* **Required task**
Report how many lines include the word "away", and nothing besides that number.

____

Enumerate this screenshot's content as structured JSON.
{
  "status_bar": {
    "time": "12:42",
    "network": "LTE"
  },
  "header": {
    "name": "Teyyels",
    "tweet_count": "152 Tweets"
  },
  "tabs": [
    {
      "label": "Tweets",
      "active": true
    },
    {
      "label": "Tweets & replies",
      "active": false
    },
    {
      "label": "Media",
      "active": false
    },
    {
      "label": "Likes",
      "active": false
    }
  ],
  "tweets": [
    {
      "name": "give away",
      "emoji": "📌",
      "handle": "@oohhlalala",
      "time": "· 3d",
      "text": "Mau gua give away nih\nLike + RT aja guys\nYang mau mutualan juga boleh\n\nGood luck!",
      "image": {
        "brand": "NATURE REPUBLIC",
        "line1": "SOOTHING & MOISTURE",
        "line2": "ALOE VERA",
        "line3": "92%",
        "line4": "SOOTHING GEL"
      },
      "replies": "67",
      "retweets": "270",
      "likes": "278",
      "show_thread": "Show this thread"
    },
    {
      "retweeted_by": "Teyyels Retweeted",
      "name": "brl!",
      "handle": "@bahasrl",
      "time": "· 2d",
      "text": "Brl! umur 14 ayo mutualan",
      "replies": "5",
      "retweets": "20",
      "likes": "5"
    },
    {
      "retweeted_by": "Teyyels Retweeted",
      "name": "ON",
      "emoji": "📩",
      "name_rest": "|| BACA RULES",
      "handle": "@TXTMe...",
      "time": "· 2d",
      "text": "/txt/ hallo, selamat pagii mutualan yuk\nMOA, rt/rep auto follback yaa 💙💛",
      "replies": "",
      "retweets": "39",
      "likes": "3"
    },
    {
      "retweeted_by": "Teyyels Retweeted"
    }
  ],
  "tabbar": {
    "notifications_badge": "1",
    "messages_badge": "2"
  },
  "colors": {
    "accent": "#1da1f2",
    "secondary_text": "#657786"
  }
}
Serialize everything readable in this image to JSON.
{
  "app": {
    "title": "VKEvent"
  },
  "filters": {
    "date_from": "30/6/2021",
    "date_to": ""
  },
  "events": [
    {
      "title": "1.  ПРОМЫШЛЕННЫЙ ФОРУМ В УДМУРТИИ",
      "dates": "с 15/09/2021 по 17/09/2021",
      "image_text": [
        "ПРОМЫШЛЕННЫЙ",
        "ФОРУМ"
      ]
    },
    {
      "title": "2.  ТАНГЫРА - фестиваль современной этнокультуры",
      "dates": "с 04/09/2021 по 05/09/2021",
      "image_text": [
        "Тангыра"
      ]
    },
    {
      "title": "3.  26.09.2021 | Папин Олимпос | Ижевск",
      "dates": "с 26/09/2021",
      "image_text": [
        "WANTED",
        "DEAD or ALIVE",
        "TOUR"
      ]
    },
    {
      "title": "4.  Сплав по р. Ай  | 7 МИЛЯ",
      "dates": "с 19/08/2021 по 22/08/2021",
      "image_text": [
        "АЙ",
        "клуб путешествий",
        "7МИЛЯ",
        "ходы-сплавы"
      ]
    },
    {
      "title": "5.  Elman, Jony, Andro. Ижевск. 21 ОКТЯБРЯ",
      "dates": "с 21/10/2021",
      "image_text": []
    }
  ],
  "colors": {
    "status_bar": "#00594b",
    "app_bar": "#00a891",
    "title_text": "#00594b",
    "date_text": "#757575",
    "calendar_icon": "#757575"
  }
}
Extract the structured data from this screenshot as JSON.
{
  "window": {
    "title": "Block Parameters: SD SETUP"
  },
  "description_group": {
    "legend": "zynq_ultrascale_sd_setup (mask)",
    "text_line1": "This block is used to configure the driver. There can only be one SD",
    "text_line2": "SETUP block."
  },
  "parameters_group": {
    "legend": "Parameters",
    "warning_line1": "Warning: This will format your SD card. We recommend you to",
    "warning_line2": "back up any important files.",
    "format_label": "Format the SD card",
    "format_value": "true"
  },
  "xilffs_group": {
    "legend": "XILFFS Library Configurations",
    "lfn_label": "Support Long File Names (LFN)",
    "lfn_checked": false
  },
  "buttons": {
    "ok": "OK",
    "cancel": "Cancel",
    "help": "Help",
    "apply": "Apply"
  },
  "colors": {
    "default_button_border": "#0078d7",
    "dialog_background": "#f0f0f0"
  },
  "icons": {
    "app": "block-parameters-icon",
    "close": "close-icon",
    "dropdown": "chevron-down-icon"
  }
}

____

* **Task result**
2